◆ **Records from a collection**:
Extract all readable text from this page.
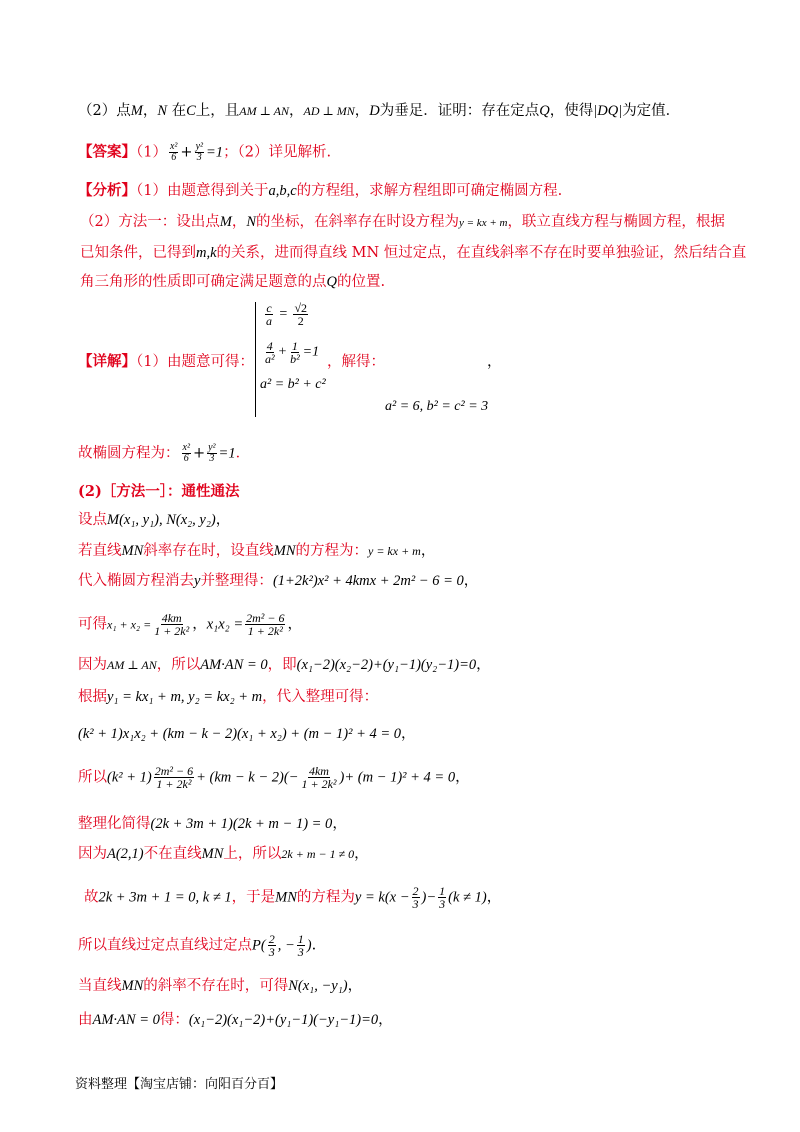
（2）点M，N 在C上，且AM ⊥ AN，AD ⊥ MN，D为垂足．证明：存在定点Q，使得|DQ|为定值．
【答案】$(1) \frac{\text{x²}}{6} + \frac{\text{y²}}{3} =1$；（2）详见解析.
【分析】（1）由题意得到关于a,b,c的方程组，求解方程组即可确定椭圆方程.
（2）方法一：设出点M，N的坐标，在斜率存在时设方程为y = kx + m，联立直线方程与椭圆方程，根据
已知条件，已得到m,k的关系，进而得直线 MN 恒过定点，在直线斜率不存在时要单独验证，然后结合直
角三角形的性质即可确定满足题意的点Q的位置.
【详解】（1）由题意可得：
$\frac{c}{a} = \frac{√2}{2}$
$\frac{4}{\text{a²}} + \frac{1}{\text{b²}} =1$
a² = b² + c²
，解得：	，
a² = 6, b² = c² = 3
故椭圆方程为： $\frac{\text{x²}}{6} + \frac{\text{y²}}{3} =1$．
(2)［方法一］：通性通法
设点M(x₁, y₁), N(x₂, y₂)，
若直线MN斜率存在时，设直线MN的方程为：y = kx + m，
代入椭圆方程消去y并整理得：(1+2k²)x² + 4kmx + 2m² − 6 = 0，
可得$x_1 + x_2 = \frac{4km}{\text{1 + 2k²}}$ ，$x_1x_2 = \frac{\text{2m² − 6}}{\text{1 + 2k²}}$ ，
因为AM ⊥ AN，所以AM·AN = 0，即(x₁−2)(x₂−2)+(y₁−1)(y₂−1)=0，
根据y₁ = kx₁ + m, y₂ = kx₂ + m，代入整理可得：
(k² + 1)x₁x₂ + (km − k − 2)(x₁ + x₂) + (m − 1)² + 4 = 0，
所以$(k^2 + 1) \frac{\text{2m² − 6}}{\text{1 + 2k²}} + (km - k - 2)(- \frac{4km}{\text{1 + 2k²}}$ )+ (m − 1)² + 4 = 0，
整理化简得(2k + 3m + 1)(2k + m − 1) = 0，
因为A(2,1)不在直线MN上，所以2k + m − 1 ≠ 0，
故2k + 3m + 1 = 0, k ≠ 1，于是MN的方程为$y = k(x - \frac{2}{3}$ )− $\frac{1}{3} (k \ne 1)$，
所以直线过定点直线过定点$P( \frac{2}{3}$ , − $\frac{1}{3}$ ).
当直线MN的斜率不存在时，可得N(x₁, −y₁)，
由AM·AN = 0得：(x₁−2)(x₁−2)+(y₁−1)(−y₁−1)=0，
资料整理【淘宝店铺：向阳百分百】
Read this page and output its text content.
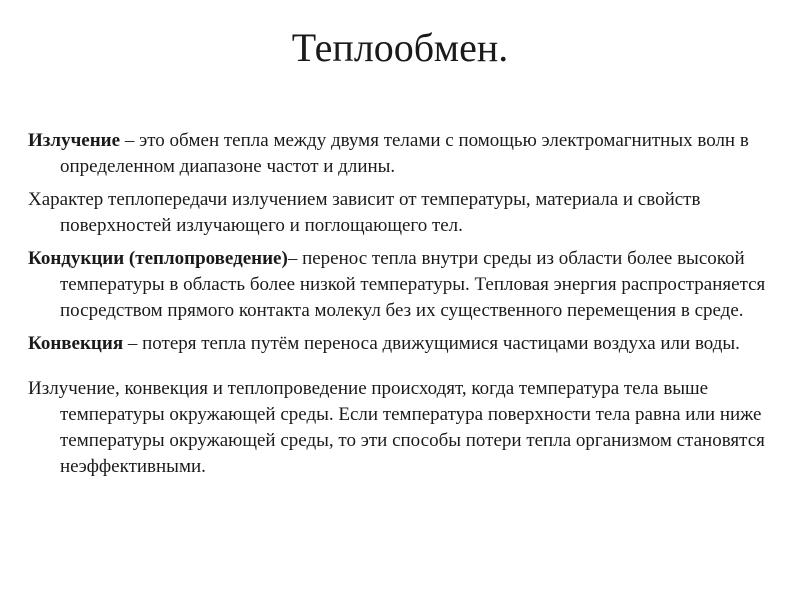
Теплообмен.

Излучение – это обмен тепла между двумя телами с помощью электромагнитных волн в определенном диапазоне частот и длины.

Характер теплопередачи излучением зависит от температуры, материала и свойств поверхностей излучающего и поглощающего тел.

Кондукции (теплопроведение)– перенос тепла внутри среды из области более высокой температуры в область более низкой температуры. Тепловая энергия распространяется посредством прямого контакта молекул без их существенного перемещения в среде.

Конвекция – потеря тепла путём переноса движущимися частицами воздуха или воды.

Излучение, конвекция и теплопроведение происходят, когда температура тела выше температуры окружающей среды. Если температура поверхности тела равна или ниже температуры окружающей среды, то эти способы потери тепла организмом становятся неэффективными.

◆ **Problem statement**:
Retype the listing exactly. Pictures do not belong in the copy.

◆ **Solution to the problem**:
Extract all readable text from this page.
（2）点M，N 在C上，且AM ⊥ AN，AD ⊥ MN，D为垂足．证明：存在定点Q，使得|DQ|为定值．
【答案】$(1) \frac{\text{x²}}{6} + \frac{\text{y²}}{3} =1$；（2）详见解析.
【分析】（1）由题意得到关于a,b,c的方程组，求解方程组即可确定椭圆方程.
（2）方法一：设出点M，N的坐标，在斜率存在时设方程为y = kx + m，联立直线方程与椭圆方程，根据
已知条件，已得到m,k的关系，进而得直线 MN 恒过定点，在直线斜率不存在时要单独验证，然后结合直
角三角形的性质即可确定满足题意的点Q的位置.
【详解】（1）由题意可得：
$\frac{c}{a} = \frac{√2}{2}$
$\frac{4}{\text{a²}} + \frac{1}{\text{b²}} =1$
a² = b² + c²
，解得：	，
a² = 6, b² = c² = 3
故椭圆方程为： $\frac{\text{x²}}{6} + \frac{\text{y²}}{3} =1$．
(2)［方法一］：通性通法
设点M(x₁, y₁), N(x₂, y₂)，
若直线MN斜率存在时，设直线MN的方程为：y = kx + m，
代入椭圆方程消去y并整理得：(1+2k²)x² + 4kmx + 2m² − 6 = 0，
可得$x_1 + x_2 = \frac{4km}{\text{1 + 2k²}}$ ，$x_1x_2 = \frac{\text{2m² − 6}}{\text{1 + 2k²}}$ ，
因为AM ⊥ AN，所以AM·AN = 0，即(x₁−2)(x₂−2)+(y₁−1)(y₂−1)=0，
根据y₁ = kx₁ + m, y₂ = kx₂ + m，代入整理可得：
(k² + 1)x₁x₂ + (km − k − 2)(x₁ + x₂) + (m − 1)² + 4 = 0，
所以$(k^2 + 1) \frac{\text{2m² − 6}}{\text{1 + 2k²}} + (km - k - 2)(- \frac{4km}{\text{1 + 2k²}}$ )+ (m − 1)² + 4 = 0，
整理化简得(2k + 3m + 1)(2k + m − 1) = 0，
因为A(2,1)不在直线MN上，所以2k + m − 1 ≠ 0，
故2k + 3m + 1 = 0, k ≠ 1，于是MN的方程为$y = k(x - \frac{2}{3}$ )− $\frac{1}{3} (k \ne 1)$，
所以直线过定点直线过定点$P( \frac{2}{3}$ , − $\frac{1}{3}$ ).
当直线MN的斜率不存在时，可得N(x₁, −y₁)，
由AM·AN = 0得：(x₁−2)(x₁−2)+(y₁−1)(−y₁−1)=0，
资料整理【淘宝店铺：向阳百分百】
Read this page and output its text content.
Теплообмен.

Излучение – это обмен тепла между двумя телами с помощью электромагнитных волн в определенном диапазоне частот и длины.

Характер теплопередачи излучением зависит от температуры, материала и свойств поверхностей излучающего и поглощающего тел.

Кондукции (теплопроведение)– перенос тепла внутри среды из области более высокой температуры в область более низкой температуры. Тепловая энергия распространяется посредством прямого контакта молекул без их существенного перемещения в среде.

Конвекция – потеря тепла путём переноса движущимися частицами воздуха или воды.

Излучение, конвекция и теплопроведение происходят, когда температура тела выше температуры окружающей среды. Если температура поверхности тела равна или ниже температуры окружающей среды, то эти способы потери тепла организмом становятся неэффективными.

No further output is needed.